- EXERCISE MATERIALS
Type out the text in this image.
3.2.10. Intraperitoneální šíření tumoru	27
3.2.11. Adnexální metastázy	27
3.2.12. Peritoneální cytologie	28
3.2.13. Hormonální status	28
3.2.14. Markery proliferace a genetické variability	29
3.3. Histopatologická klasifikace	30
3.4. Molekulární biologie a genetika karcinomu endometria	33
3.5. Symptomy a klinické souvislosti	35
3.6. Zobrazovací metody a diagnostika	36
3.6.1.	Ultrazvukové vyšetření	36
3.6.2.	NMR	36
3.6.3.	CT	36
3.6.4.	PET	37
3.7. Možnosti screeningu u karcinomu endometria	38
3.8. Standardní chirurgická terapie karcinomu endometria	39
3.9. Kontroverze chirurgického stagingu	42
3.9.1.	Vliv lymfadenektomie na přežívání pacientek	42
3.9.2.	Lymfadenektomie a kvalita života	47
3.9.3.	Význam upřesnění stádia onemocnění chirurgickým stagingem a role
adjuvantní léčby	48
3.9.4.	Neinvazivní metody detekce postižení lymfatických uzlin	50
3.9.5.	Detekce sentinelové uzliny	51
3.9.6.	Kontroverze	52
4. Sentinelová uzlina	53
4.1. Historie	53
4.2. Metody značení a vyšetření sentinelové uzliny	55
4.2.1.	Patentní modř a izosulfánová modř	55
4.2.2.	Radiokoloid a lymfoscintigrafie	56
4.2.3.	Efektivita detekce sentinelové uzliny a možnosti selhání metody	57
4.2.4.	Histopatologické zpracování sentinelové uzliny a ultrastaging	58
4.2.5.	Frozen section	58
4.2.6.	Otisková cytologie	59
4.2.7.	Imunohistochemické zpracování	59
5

- REQUIRED ACTION
Retype every line of the material exactly as given.

- REPLY
Type out the text in this image.
3.2.10. Intraperitoneální šíření tumoru	27
3.2.11. Adnexální metastázy	27
3.2.12. Peritoneální cytologie	28
3.2.13. Hormonální status	28
3.2.14. Markery proliferace a genetické variability	29
3.3. Histopatologická klasifikace	30
3.4. Molekulární biologie a genetika karcinomu endometria	33
3.5. Symptomy a klinické souvislosti	35
3.6. Zobrazovací metody a diagnostika	36
3.6.1.	Ultrazvukové vyšetření	36
3.6.2.	NMR	36
3.6.3.	CT	36
3.6.4.	PET	37
3.7. Možnosti screeningu u karcinomu endometria	38
3.8. Standardní chirurgická terapie karcinomu endometria	39
3.9. Kontroverze chirurgického stagingu	42
3.9.1.	Vliv lymfadenektomie na přežívání pacientek	42
3.9.2.	Lymfadenektomie a kvalita života	47
3.9.3.	Význam upřesnění stádia onemocnění chirurgickým stagingem a role
adjuvantní léčby	48
3.9.4.	Neinvazivní metody detekce postižení lymfatických uzlin	50
3.9.5.	Detekce sentinelové uzliny	51
3.9.6.	Kontroverze	52
4. Sentinelová uzlina	53
4.1. Historie	53
4.2. Metody značení a vyšetření sentinelové uzliny	55
4.2.1.	Patentní modř a izosulfánová modř	55
4.2.2.	Radiokoloid a lymfoscintigrafie	56
4.2.3.	Efektivita detekce sentinelové uzliny a možnosti selhání metody	57
4.2.4.	Histopatologické zpracování sentinelové uzliny a ultrastaging	58
4.2.5.	Frozen section	58
4.2.6.	Otisková cytologie	59
4.2.7.	Imunohistochemické zpracování	59
5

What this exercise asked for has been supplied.